◆ GIVEN DATA:
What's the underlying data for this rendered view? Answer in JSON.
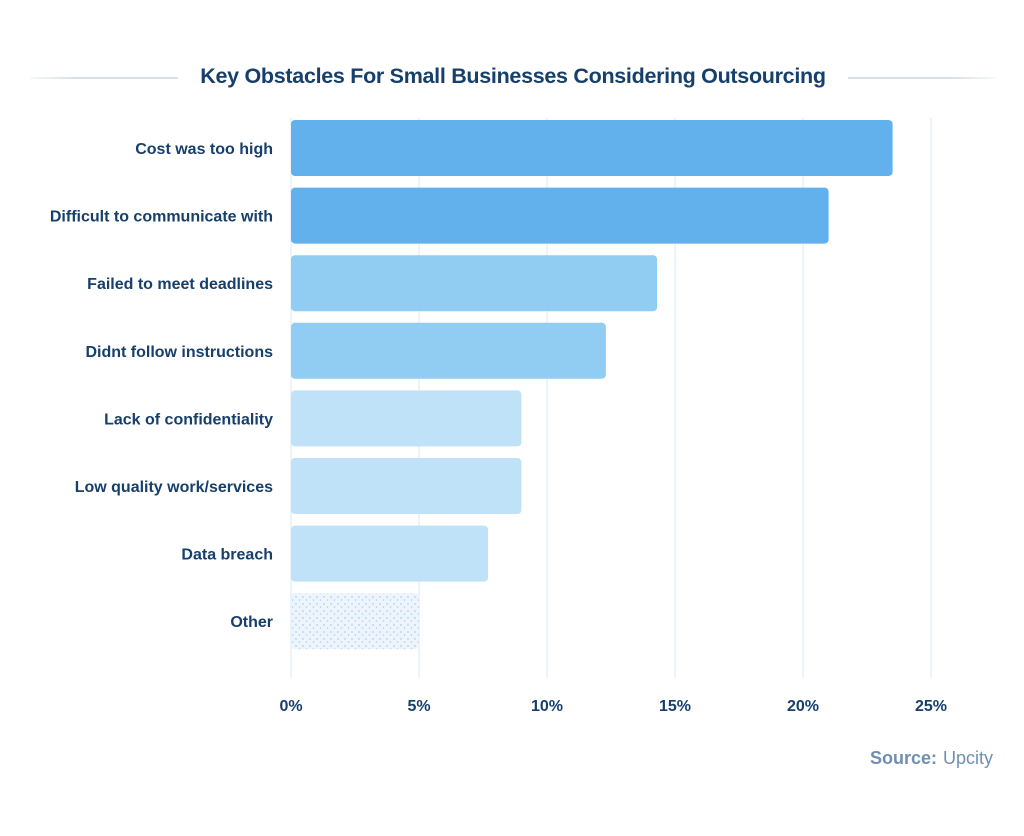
{
  "colors": {
    "title": "#173f6b",
    "label": "#173f6b",
    "source": "#6f8fb0",
    "grid": "#e6eff8",
    "bar_dark": "#62b1ec",
    "bar_mid": "#91cdf3",
    "bar_light": "#c0e2f8",
    "bar_pattern_bg": "#edf4fc",
    "bar_pattern_dot": "#a9d3f2"
  },
  "source": {
    "key": "Source:",
    "value": "Upcity"
  },
  "chart_data": {
    "type": "bar",
    "orientation": "horizontal",
    "title": "Key Obstacles For Small Businesses Considering Outsourcing",
    "xlabel": "",
    "ylabel": "",
    "categories": [
      "Cost was too high",
      "Difficult to communicate with",
      "Failed to meet deadlines",
      "Didnt follow instructions",
      "Lack of confidentiality",
      "Low quality work/services",
      "Data breach",
      "Other"
    ],
    "values": [
      23.5,
      21.0,
      14.3,
      12.3,
      9.0,
      9.0,
      7.7,
      5.0
    ],
    "value_unit": "%",
    "bar_styles": [
      "dark",
      "dark",
      "mid",
      "mid",
      "light",
      "light",
      "light",
      "pattern"
    ],
    "xlim": [
      0,
      25
    ],
    "x_ticks": [
      0,
      5,
      10,
      15,
      20,
      25
    ],
    "x_tick_labels": [
      "0%",
      "5%",
      "10%",
      "15%",
      "20%",
      "25%"
    ],
    "grid": "vertical",
    "legend": "none"
  }
}
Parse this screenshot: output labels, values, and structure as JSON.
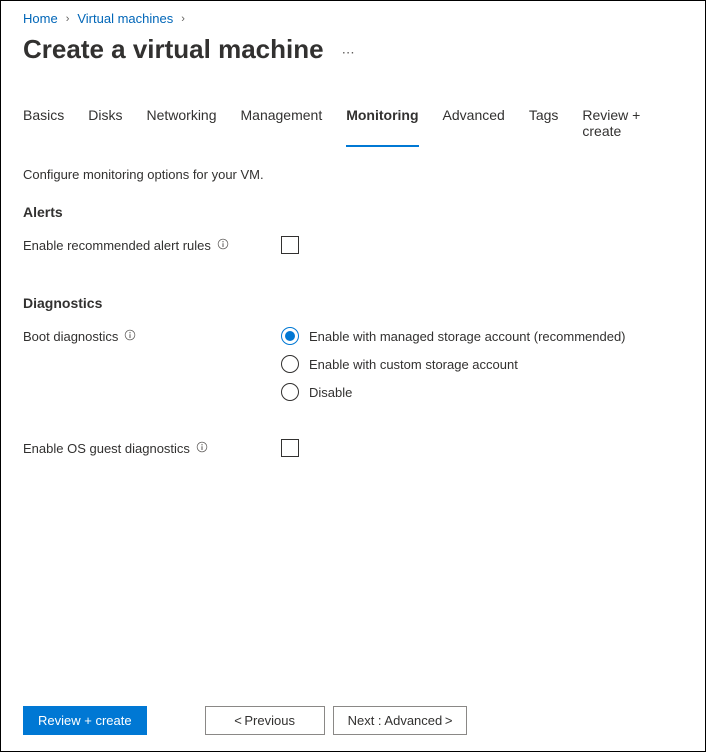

◆ TASK TO CARRY OUT: Select every line of the records holding the string "this".

◆ RESULT OF THE EXERCISE:
What's the underlying data for this rendered view? Answer in JSON.
Parse this screenshot: output labels, values, and structure as JSON.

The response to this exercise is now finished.